(Data excerpts)
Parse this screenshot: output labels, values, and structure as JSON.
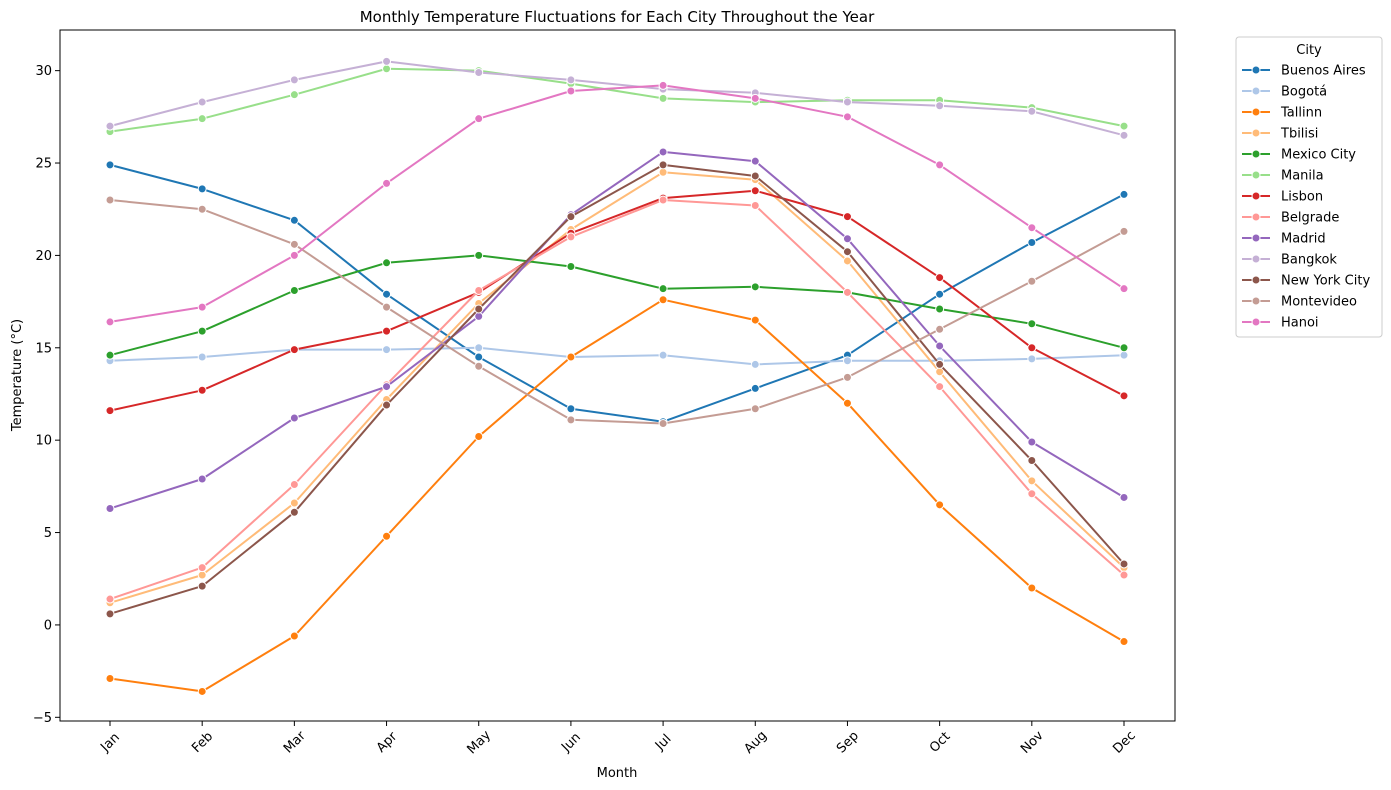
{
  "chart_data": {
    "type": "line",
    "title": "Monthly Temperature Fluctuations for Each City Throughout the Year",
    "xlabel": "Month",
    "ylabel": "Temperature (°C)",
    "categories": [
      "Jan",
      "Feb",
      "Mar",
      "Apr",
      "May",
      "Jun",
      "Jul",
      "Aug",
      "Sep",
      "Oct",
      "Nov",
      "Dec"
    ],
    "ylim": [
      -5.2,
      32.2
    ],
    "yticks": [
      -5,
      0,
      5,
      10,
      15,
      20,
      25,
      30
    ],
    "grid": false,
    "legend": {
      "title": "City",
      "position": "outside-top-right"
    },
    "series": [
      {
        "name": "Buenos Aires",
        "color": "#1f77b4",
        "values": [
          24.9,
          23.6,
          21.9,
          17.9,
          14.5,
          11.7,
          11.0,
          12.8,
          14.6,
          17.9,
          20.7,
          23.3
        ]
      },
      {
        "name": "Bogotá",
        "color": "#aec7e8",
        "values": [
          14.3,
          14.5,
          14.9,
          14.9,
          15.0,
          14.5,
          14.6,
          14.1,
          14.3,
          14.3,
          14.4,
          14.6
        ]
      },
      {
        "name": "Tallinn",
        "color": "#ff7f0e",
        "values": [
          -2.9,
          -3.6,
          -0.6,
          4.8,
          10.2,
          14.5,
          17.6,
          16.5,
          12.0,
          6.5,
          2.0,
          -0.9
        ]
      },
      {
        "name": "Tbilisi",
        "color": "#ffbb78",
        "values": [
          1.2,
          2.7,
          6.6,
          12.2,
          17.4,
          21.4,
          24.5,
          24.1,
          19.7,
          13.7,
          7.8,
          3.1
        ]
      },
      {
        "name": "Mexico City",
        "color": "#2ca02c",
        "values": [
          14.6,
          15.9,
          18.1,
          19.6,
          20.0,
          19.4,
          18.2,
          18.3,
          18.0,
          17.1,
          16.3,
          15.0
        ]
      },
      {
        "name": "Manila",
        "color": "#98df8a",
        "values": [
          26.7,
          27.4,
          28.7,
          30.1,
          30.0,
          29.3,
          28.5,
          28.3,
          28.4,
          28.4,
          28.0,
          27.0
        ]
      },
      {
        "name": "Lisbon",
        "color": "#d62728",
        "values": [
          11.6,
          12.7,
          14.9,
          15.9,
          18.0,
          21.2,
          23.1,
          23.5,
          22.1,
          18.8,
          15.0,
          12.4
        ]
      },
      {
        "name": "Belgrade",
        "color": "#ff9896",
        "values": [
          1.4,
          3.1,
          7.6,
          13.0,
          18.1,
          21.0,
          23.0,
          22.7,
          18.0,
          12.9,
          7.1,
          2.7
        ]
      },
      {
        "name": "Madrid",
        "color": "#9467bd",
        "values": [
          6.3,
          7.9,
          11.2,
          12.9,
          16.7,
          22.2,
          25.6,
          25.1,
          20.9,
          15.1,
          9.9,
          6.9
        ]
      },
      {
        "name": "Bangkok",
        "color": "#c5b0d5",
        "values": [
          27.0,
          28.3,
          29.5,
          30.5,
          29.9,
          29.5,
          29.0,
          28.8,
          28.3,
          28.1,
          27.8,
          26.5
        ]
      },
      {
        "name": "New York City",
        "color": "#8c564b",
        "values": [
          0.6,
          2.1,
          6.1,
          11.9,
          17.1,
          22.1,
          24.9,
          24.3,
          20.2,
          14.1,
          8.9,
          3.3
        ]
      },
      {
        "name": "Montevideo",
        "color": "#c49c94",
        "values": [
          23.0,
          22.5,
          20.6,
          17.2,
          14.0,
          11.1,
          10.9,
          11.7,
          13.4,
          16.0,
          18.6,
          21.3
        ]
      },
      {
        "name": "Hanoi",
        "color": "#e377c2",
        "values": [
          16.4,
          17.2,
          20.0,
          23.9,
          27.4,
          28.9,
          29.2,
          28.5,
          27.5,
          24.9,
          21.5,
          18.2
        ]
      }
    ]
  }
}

(Your task) Each line that contains the string "title" counts once; say how many there are and nothing else.

(Output of the exercise) 2